• **The problem**: In the tribunal case summary, in what year did the appellant ask the RBI for a write-off?

• **Excerpt**:
Begin
APPELLATE
TRIBUNAL FOR FOREIGN EXCHANGE, BENCH
Uma Joshi
v.
Enforcement
Directorate
O.P. NAHAR,
chairperson
AND R.N. PODDAR,
member
APPEAL NO. 183
OF 2006
January 3, 2008
Section 18 of
the Foreign Exchange Regulation Act, 1973 - Payment for exported goods -
Respondent imposed penalty against appellant for contravention of section 18(2),
read with section 18(3) on ground that appellant after making exports by two GRIs failed to take reasonable steps for repatriation of
export proceeds within prescribed period of six months or any extended period
by RBI - On appeal, appellant contended that amount in question could not be
recovered as bankruptcy was declared against foreign buyer - It was seen from
records that period between declaration of bankruptcy and export of goods
roughly came to 5 ½ years - Whether first six months
could be discounted towards appellant because appellant had filed a declaration
under section 18(1) for receipt of payment within six months - Held, yes
- Whether, thereafter adverse presumption under
section 18(3) could be raised when export proceeds were not received inasmuch as
that appellant failed to take reasonable steps in repatriation of export
proceeds - Held, yes - Whether since there was nothing on record which
could successfully displace adverse presumption, impugned order was to be
sustained - Held, yes
FACTS
The respondent-enforcement directors imposed a penalty
against the appellant for contravention of section 18(2)d and (3) on the ground
that the appellant after making exports by two GRIs
failed to take reasonable steps for repatriation of export proceeds within the
prescribed period of six months or any extended period by RBI. On instant
appeal, the appellant contended that the amount in question could not be collected
as bankruptcy was declared against the foreign buyer. It was further argued
that the appellant made a request for write off to the RBI in 1996 but RBI failed
either to reject the request or accept the same, thus, in such circumstances, he
could not be held guilty for not taking reasonable steps for repatriation of
export proceeds in violation of section 18(2), read with section 18(3).
End
• **Data block**:
Begin
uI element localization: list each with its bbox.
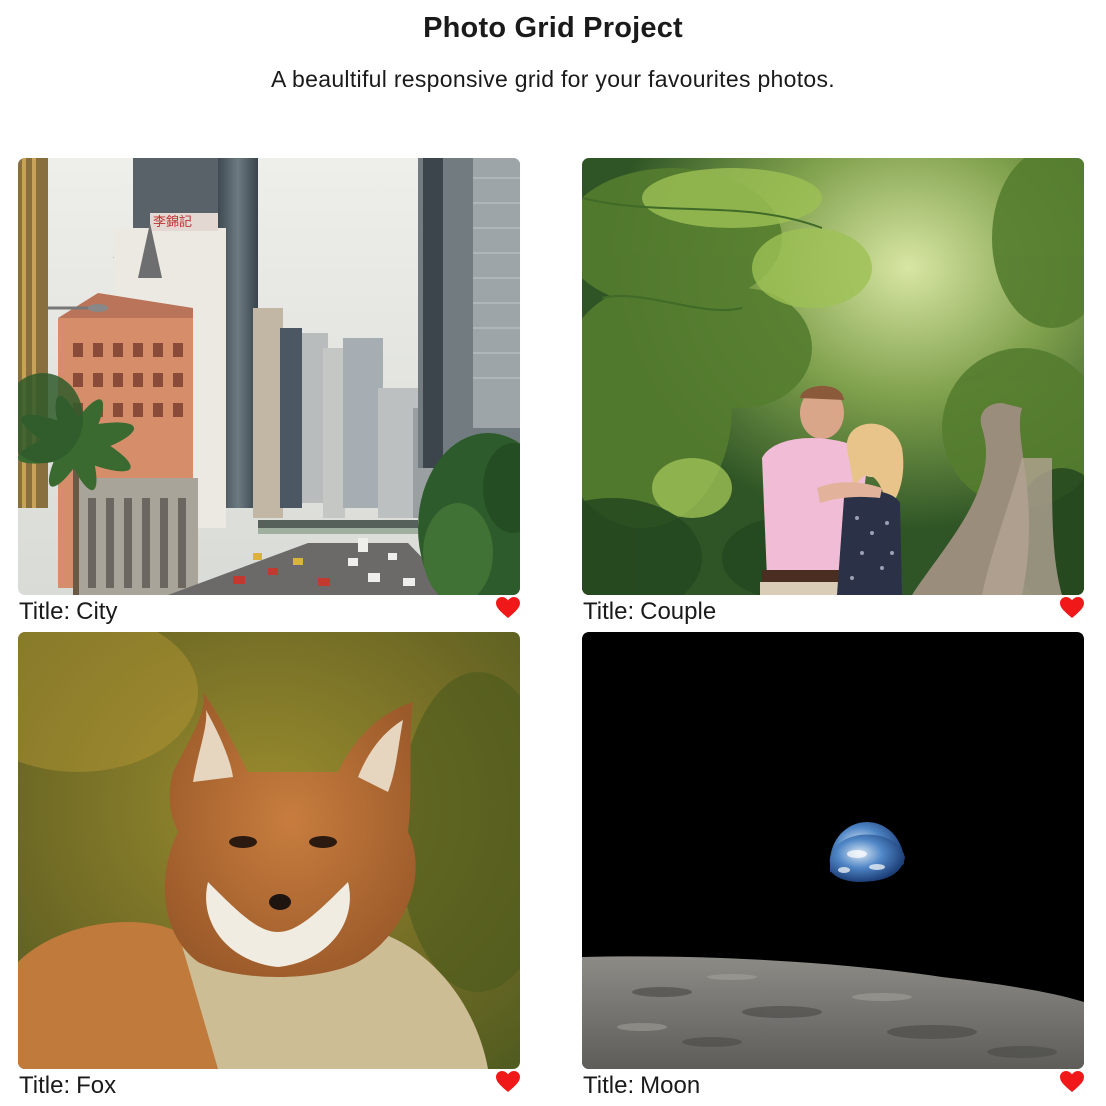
End
• **Task output**: 1996